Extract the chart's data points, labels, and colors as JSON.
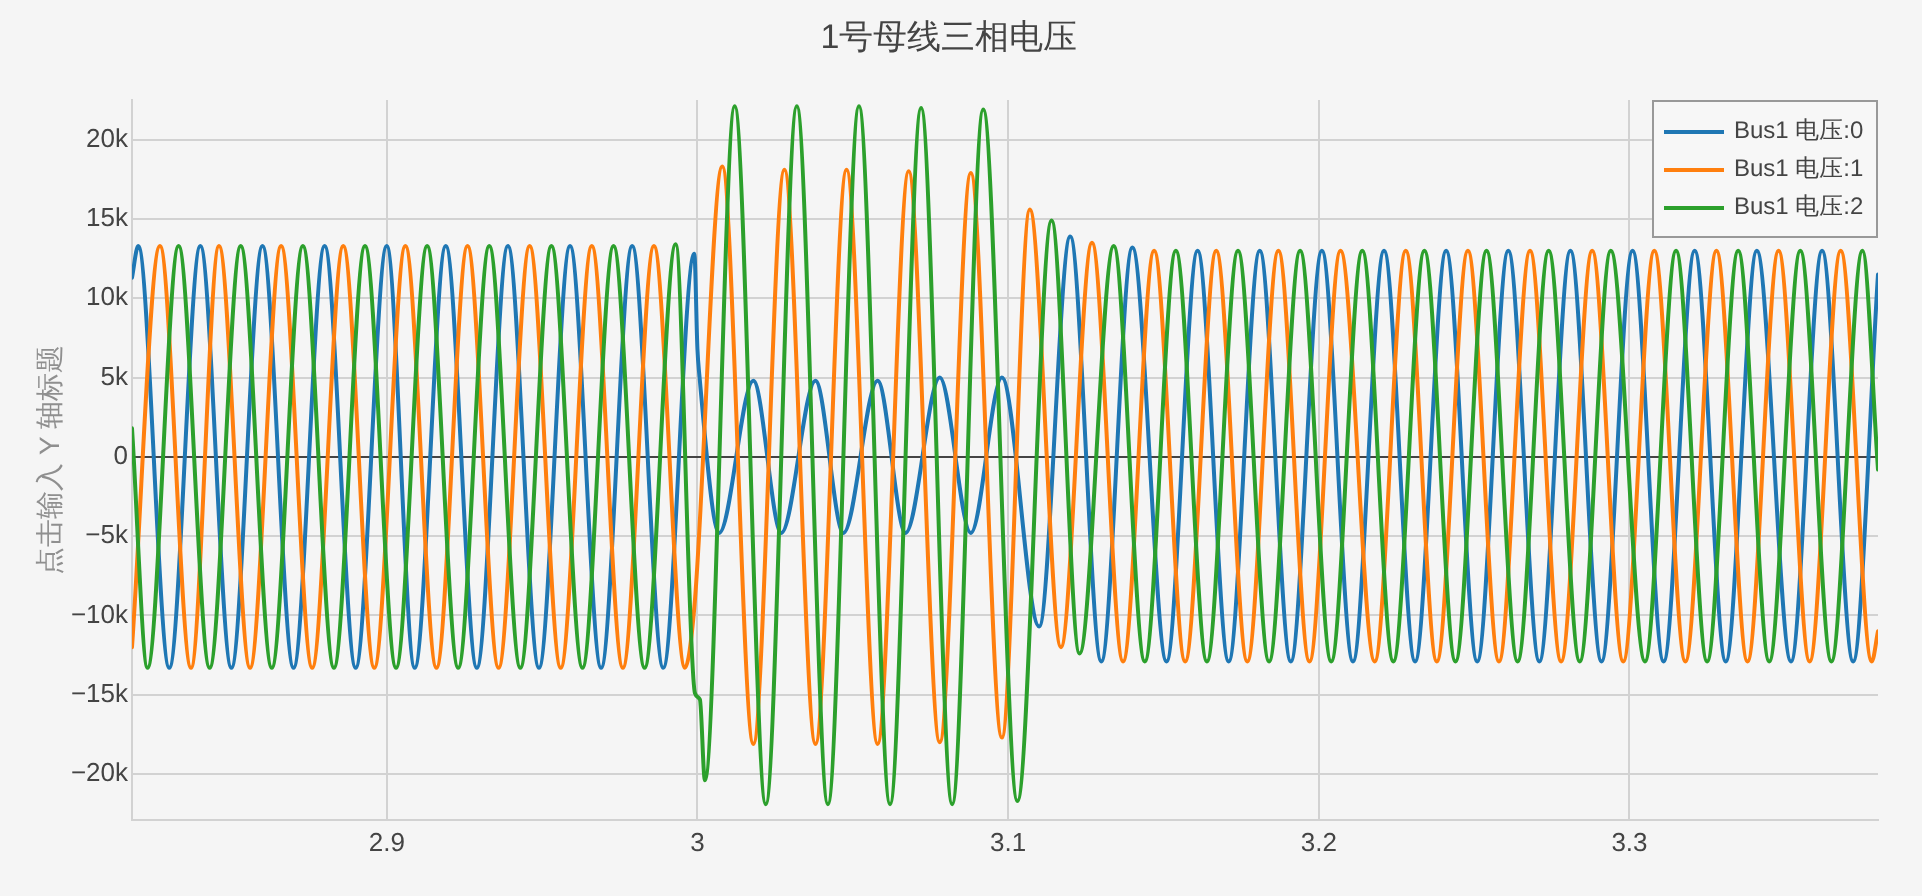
{
  "chart_data": {
    "type": "line",
    "title": "1号母线三相电压",
    "ylabel": "点击输入 Y 轴标题",
    "series": [
      {
        "name": "Bus1 电压:0",
        "color": "#1f77b4",
        "x": [
          2.818,
          2.82,
          2.83,
          2.84,
          2.85,
          2.86,
          2.87,
          2.88,
          2.89,
          2.9,
          2.909,
          2.919,
          2.929,
          2.939,
          2.949,
          2.959,
          2.969,
          2.979,
          2.989,
          2.999,
          3.0,
          3.0006,
          3.007,
          3.018,
          3.027,
          3.038,
          3.047,
          3.058,
          3.067,
          3.078,
          3.088,
          3.098,
          3.11,
          3.12,
          3.13,
          3.14,
          3.151,
          3.161,
          3.171,
          3.181,
          3.191,
          3.201,
          3.211,
          3.221,
          3.231,
          3.241,
          3.251,
          3.261,
          3.271,
          3.281,
          3.291,
          3.301,
          3.311,
          3.321,
          3.331,
          3.341,
          3.352,
          3.362,
          3.372,
          3.38
        ],
        "values": [
          11300,
          13300,
          -13300,
          13300,
          -13300,
          13300,
          -13300,
          13300,
          -13300,
          13300,
          -13300,
          13300,
          -13300,
          13300,
          -13300,
          13300,
          -13300,
          13300,
          -13300,
          12800,
          6800,
          5200,
          -4800,
          4800,
          -4800,
          4800,
          -4800,
          4800,
          -4800,
          5000,
          -4800,
          5000,
          -10700,
          13900,
          -12900,
          13200,
          -12900,
          13000,
          -12900,
          13000,
          -12900,
          13000,
          -12900,
          13000,
          -12900,
          13000,
          -12900,
          13000,
          -12900,
          13000,
          -12900,
          13000,
          -12900,
          13000,
          -12900,
          13000,
          -12900,
          13000,
          -12900,
          11500
        ]
      },
      {
        "name": "Bus1 电压:1",
        "color": "#ff7f0e",
        "x": [
          2.818,
          2.827,
          2.837,
          2.846,
          2.856,
          2.866,
          2.876,
          2.886,
          2.896,
          2.906,
          2.916,
          2.926,
          2.936,
          2.946,
          2.956,
          2.966,
          2.976,
          2.986,
          2.996,
          2.999,
          3.008,
          3.018,
          3.028,
          3.038,
          3.048,
          3.058,
          3.068,
          3.078,
          3.088,
          3.098,
          3.107,
          3.117,
          3.127,
          3.137,
          3.147,
          3.157,
          3.167,
          3.177,
          3.187,
          3.197,
          3.207,
          3.218,
          3.228,
          3.238,
          3.248,
          3.258,
          3.268,
          3.278,
          3.288,
          3.298,
          3.308,
          3.318,
          3.328,
          3.338,
          3.348,
          3.358,
          3.368,
          3.378,
          3.38
        ],
        "values": [
          -12000,
          13300,
          -13300,
          13300,
          -13300,
          13300,
          -13300,
          13300,
          -13300,
          13300,
          -13300,
          13300,
          -13300,
          13300,
          -13300,
          13300,
          -13300,
          13300,
          -13300,
          -9500,
          18300,
          -18100,
          18100,
          -18100,
          18100,
          -18100,
          18000,
          -18000,
          17900,
          -17700,
          15600,
          -12000,
          13500,
          -12900,
          13000,
          -12900,
          13000,
          -12900,
          13000,
          -12900,
          13000,
          -12900,
          13000,
          -12900,
          13000,
          -12900,
          13000,
          -12900,
          13000,
          -12900,
          13000,
          -12900,
          13000,
          -12900,
          13000,
          -12900,
          13000,
          -12900,
          -11000
        ]
      },
      {
        "name": "Bus1 电压:2",
        "color": "#2ca02c",
        "x": [
          2.818,
          2.823,
          2.833,
          2.843,
          2.853,
          2.863,
          2.873,
          2.883,
          2.893,
          2.903,
          2.913,
          2.923,
          2.933,
          2.943,
          2.953,
          2.963,
          2.973,
          2.983,
          2.993,
          2.9992,
          3.0008,
          3.0024,
          3.012,
          3.022,
          3.032,
          3.042,
          3.052,
          3.062,
          3.072,
          3.082,
          3.092,
          3.103,
          3.114,
          3.123,
          3.134,
          3.144,
          3.154,
          3.164,
          3.174,
          3.184,
          3.194,
          3.204,
          3.214,
          3.224,
          3.234,
          3.244,
          3.254,
          3.264,
          3.274,
          3.284,
          3.294,
          3.305,
          3.315,
          3.325,
          3.335,
          3.345,
          3.355,
          3.365,
          3.375,
          3.38
        ],
        "values": [
          1800,
          -13300,
          13300,
          -13300,
          13300,
          -13300,
          13300,
          -13300,
          13300,
          -13300,
          13300,
          -13300,
          13300,
          -13300,
          13300,
          -13300,
          13300,
          -13300,
          13400,
          -14900,
          -15300,
          -20400,
          22100,
          -21900,
          22100,
          -21900,
          22100,
          -21900,
          22000,
          -21900,
          21900,
          -21700,
          14900,
          -12400,
          13300,
          -12900,
          13000,
          -12900,
          13000,
          -12900,
          13000,
          -12900,
          13000,
          -12900,
          13000,
          -12900,
          13000,
          -12900,
          13000,
          -12900,
          13000,
          -12900,
          13000,
          -12900,
          13000,
          -12900,
          13000,
          -12900,
          13000,
          -800
        ]
      }
    ],
    "xlim": [
      2.818,
      3.38
    ],
    "xticks": [
      2.9,
      3,
      3.1,
      3.2,
      3.3
    ],
    "ylim": [
      -22900,
      22500
    ],
    "yticks": [
      {
        "value": -20000,
        "label": "−20k"
      },
      {
        "value": -15000,
        "label": "−15k"
      },
      {
        "value": -10000,
        "label": "−10k"
      },
      {
        "value": -5000,
        "label": "−5k"
      },
      0,
      {
        "value": 5000,
        "label": "5k"
      },
      {
        "value": 10000,
        "label": "10k"
      },
      {
        "value": 15000,
        "label": "15k"
      },
      {
        "value": 20000,
        "label": "20k"
      }
    ],
    "grid": true,
    "legend": "top right",
    "marker": "none",
    "line_style": "solid"
  }
}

- What to do -
Reproduce the data word for word, excluding its pictures.

- Final answer -
Extract the chart's data points, labels, and colors as JSON.
{
  "chart_data": {
    "type": "line",
    "title": "1号母线三相电压",
    "ylabel": "点击输入 Y 轴标题",
    "series": [
      {
        "name": "Bus1 电压:0",
        "color": "#1f77b4",
        "x": [
          2.818,
          2.82,
          2.83,
          2.84,
          2.85,
          2.86,
          2.87,
          2.88,
          2.89,
          2.9,
          2.909,
          2.919,
          2.929,
          2.939,
          2.949,
          2.959,
          2.969,
          2.979,
          2.989,
          2.999,
          3.0,
          3.0006,
          3.007,
          3.018,
          3.027,
          3.038,
          3.047,
          3.058,
          3.067,
          3.078,
          3.088,
          3.098,
          3.11,
          3.12,
          3.13,
          3.14,
          3.151,
          3.161,
          3.171,
          3.181,
          3.191,
          3.201,
          3.211,
          3.221,
          3.231,
          3.241,
          3.251,
          3.261,
          3.271,
          3.281,
          3.291,
          3.301,
          3.311,
          3.321,
          3.331,
          3.341,
          3.352,
          3.362,
          3.372,
          3.38
        ],
        "values": [
          11300,
          13300,
          -13300,
          13300,
          -13300,
          13300,
          -13300,
          13300,
          -13300,
          13300,
          -13300,
          13300,
          -13300,
          13300,
          -13300,
          13300,
          -13300,
          13300,
          -13300,
          12800,
          6800,
          5200,
          -4800,
          4800,
          -4800,
          4800,
          -4800,
          4800,
          -4800,
          5000,
          -4800,
          5000,
          -10700,
          13900,
          -12900,
          13200,
          -12900,
          13000,
          -12900,
          13000,
          -12900,
          13000,
          -12900,
          13000,
          -12900,
          13000,
          -12900,
          13000,
          -12900,
          13000,
          -12900,
          13000,
          -12900,
          13000,
          -12900,
          13000,
          -12900,
          13000,
          -12900,
          11500
        ]
      },
      {
        "name": "Bus1 电压:1",
        "color": "#ff7f0e",
        "x": [
          2.818,
          2.827,
          2.837,
          2.846,
          2.856,
          2.866,
          2.876,
          2.886,
          2.896,
          2.906,
          2.916,
          2.926,
          2.936,
          2.946,
          2.956,
          2.966,
          2.976,
          2.986,
          2.996,
          2.999,
          3.008,
          3.018,
          3.028,
          3.038,
          3.048,
          3.058,
          3.068,
          3.078,
          3.088,
          3.098,
          3.107,
          3.117,
          3.127,
          3.137,
          3.147,
          3.157,
          3.167,
          3.177,
          3.187,
          3.197,
          3.207,
          3.218,
          3.228,
          3.238,
          3.248,
          3.258,
          3.268,
          3.278,
          3.288,
          3.298,
          3.308,
          3.318,
          3.328,
          3.338,
          3.348,
          3.358,
          3.368,
          3.378,
          3.38
        ],
        "values": [
          -12000,
          13300,
          -13300,
          13300,
          -13300,
          13300,
          -13300,
          13300,
          -13300,
          13300,
          -13300,
          13300,
          -13300,
          13300,
          -13300,
          13300,
          -13300,
          13300,
          -13300,
          -9500,
          18300,
          -18100,
          18100,
          -18100,
          18100,
          -18100,
          18000,
          -18000,
          17900,
          -17700,
          15600,
          -12000,
          13500,
          -12900,
          13000,
          -12900,
          13000,
          -12900,
          13000,
          -12900,
          13000,
          -12900,
          13000,
          -12900,
          13000,
          -12900,
          13000,
          -12900,
          13000,
          -12900,
          13000,
          -12900,
          13000,
          -12900,
          13000,
          -12900,
          13000,
          -12900,
          -11000
        ]
      },
      {
        "name": "Bus1 电压:2",
        "color": "#2ca02c",
        "x": [
          2.818,
          2.823,
          2.833,
          2.843,
          2.853,
          2.863,
          2.873,
          2.883,
          2.893,
          2.903,
          2.913,
          2.923,
          2.933,
          2.943,
          2.953,
          2.963,
          2.973,
          2.983,
          2.993,
          2.9992,
          3.0008,
          3.0024,
          3.012,
          3.022,
          3.032,
          3.042,
          3.052,
          3.062,
          3.072,
          3.082,
          3.092,
          3.103,
          3.114,
          3.123,
          3.134,
          3.144,
          3.154,
          3.164,
          3.174,
          3.184,
          3.194,
          3.204,
          3.214,
          3.224,
          3.234,
          3.244,
          3.254,
          3.264,
          3.274,
          3.284,
          3.294,
          3.305,
          3.315,
          3.325,
          3.335,
          3.345,
          3.355,
          3.365,
          3.375,
          3.38
        ],
        "values": [
          1800,
          -13300,
          13300,
          -13300,
          13300,
          -13300,
          13300,
          -13300,
          13300,
          -13300,
          13300,
          -13300,
          13300,
          -13300,
          13300,
          -13300,
          13300,
          -13300,
          13400,
          -14900,
          -15300,
          -20400,
          22100,
          -21900,
          22100,
          -21900,
          22100,
          -21900,
          22000,
          -21900,
          21900,
          -21700,
          14900,
          -12400,
          13300,
          -12900,
          13000,
          -12900,
          13000,
          -12900,
          13000,
          -12900,
          13000,
          -12900,
          13000,
          -12900,
          13000,
          -12900,
          13000,
          -12900,
          13000,
          -12900,
          13000,
          -12900,
          13000,
          -12900,
          13000,
          -12900,
          13000,
          -800
        ]
      }
    ],
    "xlim": [
      2.818,
      3.38
    ],
    "xticks": [
      2.9,
      3,
      3.1,
      3.2,
      3.3
    ],
    "ylim": [
      -22900,
      22500
    ],
    "yticks": [
      {
        "value": -20000,
        "label": "−20k"
      },
      {
        "value": -15000,
        "label": "−15k"
      },
      {
        "value": -10000,
        "label": "−10k"
      },
      {
        "value": -5000,
        "label": "−5k"
      },
      0,
      {
        "value": 5000,
        "label": "5k"
      },
      {
        "value": 10000,
        "label": "10k"
      },
      {
        "value": 15000,
        "label": "15k"
      },
      {
        "value": 20000,
        "label": "20k"
      }
    ],
    "grid": true,
    "legend": "top right",
    "marker": "none",
    "line_style": "solid"
  }
}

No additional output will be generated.